***** DATASET EXTRACT *****

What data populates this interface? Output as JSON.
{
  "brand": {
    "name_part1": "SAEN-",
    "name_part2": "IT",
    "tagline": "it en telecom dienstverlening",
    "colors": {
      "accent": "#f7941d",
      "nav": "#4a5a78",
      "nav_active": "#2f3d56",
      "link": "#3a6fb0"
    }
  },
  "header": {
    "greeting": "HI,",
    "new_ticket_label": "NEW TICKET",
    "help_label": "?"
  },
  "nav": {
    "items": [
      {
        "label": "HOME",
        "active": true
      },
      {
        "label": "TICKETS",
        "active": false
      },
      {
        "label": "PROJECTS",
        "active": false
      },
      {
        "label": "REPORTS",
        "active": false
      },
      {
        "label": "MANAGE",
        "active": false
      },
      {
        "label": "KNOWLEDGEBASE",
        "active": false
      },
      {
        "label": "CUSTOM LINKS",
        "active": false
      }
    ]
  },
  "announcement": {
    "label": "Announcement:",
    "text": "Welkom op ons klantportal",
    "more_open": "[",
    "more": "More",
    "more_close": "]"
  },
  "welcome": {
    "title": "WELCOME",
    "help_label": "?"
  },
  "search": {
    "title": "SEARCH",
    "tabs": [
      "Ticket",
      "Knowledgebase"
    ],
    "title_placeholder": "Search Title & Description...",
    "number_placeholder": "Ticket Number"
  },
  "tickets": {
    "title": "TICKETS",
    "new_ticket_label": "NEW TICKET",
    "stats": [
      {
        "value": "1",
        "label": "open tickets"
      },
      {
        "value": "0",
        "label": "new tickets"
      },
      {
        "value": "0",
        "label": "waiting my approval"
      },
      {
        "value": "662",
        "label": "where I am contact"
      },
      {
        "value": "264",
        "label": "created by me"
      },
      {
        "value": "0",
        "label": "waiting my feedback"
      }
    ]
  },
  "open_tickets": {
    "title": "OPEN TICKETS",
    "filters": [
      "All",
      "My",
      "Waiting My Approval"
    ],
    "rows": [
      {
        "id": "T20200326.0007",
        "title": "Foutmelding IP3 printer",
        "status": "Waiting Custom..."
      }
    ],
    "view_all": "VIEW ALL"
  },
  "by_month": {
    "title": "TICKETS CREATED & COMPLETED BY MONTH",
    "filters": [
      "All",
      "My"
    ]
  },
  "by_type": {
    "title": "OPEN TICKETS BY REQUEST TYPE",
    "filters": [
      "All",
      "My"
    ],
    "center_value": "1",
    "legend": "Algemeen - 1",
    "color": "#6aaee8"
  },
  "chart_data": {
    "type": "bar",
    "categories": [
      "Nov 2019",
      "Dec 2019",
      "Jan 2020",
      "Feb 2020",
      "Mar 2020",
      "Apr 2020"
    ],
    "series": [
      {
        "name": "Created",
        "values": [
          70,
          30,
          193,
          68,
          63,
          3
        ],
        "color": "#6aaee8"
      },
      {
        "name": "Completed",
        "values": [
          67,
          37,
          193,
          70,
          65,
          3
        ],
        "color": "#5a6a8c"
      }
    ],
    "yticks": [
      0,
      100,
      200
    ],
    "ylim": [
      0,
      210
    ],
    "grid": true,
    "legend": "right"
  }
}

*****

-- WORK TO DO --
Type the material above out again, exactly.

-- ANSWER TO THE TASK --
What data populates this interface? Output as JSON.
{
  "brand": {
    "name_part1": "SAEN-",
    "name_part2": "IT",
    "tagline": "it en telecom dienstverlening",
    "colors": {
      "accent": "#f7941d",
      "nav": "#4a5a78",
      "nav_active": "#2f3d56",
      "link": "#3a6fb0"
    }
  },
  "header": {
    "greeting": "HI,",
    "new_ticket_label": "NEW TICKET",
    "help_label": "?"
  },
  "nav": {
    "items": [
      {
        "label": "HOME",
        "active": true
      },
      {
        "label": "TICKETS",
        "active": false
      },
      {
        "label": "PROJECTS",
        "active": false
      },
      {
        "label": "REPORTS",
        "active": false
      },
      {
        "label": "MANAGE",
        "active": false
      },
      {
        "label": "KNOWLEDGEBASE",
        "active": false
      },
      {
        "label": "CUSTOM LINKS",
        "active": false
      }
    ]
  },
  "announcement": {
    "label": "Announcement:",
    "text": "Welkom op ons klantportal",
    "more_open": "[",
    "more": "More",
    "more_close": "]"
  },
  "welcome": {
    "title": "WELCOME",
    "help_label": "?"
  },
  "search": {
    "title": "SEARCH",
    "tabs": [
      "Ticket",
      "Knowledgebase"
    ],
    "title_placeholder": "Search Title & Description...",
    "number_placeholder": "Ticket Number"
  },
  "tickets": {
    "title": "TICKETS",
    "new_ticket_label": "NEW TICKET",
    "stats": [
      {
        "value": "1",
        "label": "open tickets"
      },
      {
        "value": "0",
        "label": "new tickets"
      },
      {
        "value": "0",
        "label": "waiting my approval"
      },
      {
        "value": "662",
        "label": "where I am contact"
      },
      {
        "value": "264",
        "label": "created by me"
      },
      {
        "value": "0",
        "label": "waiting my feedback"
      }
    ]
  },
  "open_tickets": {
    "title": "OPEN TICKETS",
    "filters": [
      "All",
      "My",
      "Waiting My Approval"
    ],
    "rows": [
      {
        "id": "T20200326.0007",
        "title": "Foutmelding IP3 printer",
        "status": "Waiting Custom..."
      }
    ],
    "view_all": "VIEW ALL"
  },
  "by_month": {
    "title": "TICKETS CREATED & COMPLETED BY MONTH",
    "filters": [
      "All",
      "My"
    ]
  },
  "by_type": {
    "title": "OPEN TICKETS BY REQUEST TYPE",
    "filters": [
      "All",
      "My"
    ],
    "center_value": "1",
    "legend": "Algemeen - 1",
    "color": "#6aaee8"
  },
  "chart_data": {
    "type": "bar",
    "categories": [
      "Nov 2019",
      "Dec 2019",
      "Jan 2020",
      "Feb 2020",
      "Mar 2020",
      "Apr 2020"
    ],
    "series": [
      {
        "name": "Created",
        "values": [
          70,
          30,
          193,
          68,
          63,
          3
        ],
        "color": "#6aaee8"
      },
      {
        "name": "Completed",
        "values": [
          67,
          37,
          193,
          70,
          65,
          3
        ],
        "color": "#5a6a8c"
      }
    ],
    "yticks": [
      0,
      100,
      200
    ],
    "ylim": [
      0,
      210
    ],
    "grid": true,
    "legend": "right"
  }
}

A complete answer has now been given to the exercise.